* PROBLEM REQUIREMENTS
Please print every record below exactly as it appears.

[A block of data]
════════════════════

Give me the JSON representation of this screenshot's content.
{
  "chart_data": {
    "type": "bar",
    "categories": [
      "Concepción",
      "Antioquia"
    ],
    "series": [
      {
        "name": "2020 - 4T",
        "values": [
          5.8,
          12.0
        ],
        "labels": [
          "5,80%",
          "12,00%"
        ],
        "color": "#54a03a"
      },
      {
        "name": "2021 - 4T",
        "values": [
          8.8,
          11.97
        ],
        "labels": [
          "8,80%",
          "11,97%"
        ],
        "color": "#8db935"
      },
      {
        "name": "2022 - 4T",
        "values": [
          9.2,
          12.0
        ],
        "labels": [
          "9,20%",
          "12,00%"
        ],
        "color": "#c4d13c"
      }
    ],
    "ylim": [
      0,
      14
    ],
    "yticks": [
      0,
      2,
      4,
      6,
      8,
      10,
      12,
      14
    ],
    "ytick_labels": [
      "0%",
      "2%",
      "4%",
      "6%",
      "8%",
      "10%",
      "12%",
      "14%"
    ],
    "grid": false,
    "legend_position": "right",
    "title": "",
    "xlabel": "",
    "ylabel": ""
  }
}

════════════════════

* OUTPUT OF THE TASK
Give me the JSON representation of this screenshot's content.
{
  "chart_data": {
    "type": "bar",
    "categories": [
      "Concepción",
      "Antioquia"
    ],
    "series": [
      {
        "name": "2020 - 4T",
        "values": [
          5.8,
          12.0
        ],
        "labels": [
          "5,80%",
          "12,00%"
        ],
        "color": "#54a03a"
      },
      {
        "name": "2021 - 4T",
        "values": [
          8.8,
          11.97
        ],
        "labels": [
          "8,80%",
          "11,97%"
        ],
        "color": "#8db935"
      },
      {
        "name": "2022 - 4T",
        "values": [
          9.2,
          12.0
        ],
        "labels": [
          "9,20%",
          "12,00%"
        ],
        "color": "#c4d13c"
      }
    ],
    "ylim": [
      0,
      14
    ],
    "yticks": [
      0,
      2,
      4,
      6,
      8,
      10,
      12,
      14
    ],
    "ytick_labels": [
      "0%",
      "2%",
      "4%",
      "6%",
      "8%",
      "10%",
      "12%",
      "14%"
    ],
    "grid": false,
    "legend_position": "right",
    "title": "",
    "xlabel": "",
    "ylabel": ""
  }
}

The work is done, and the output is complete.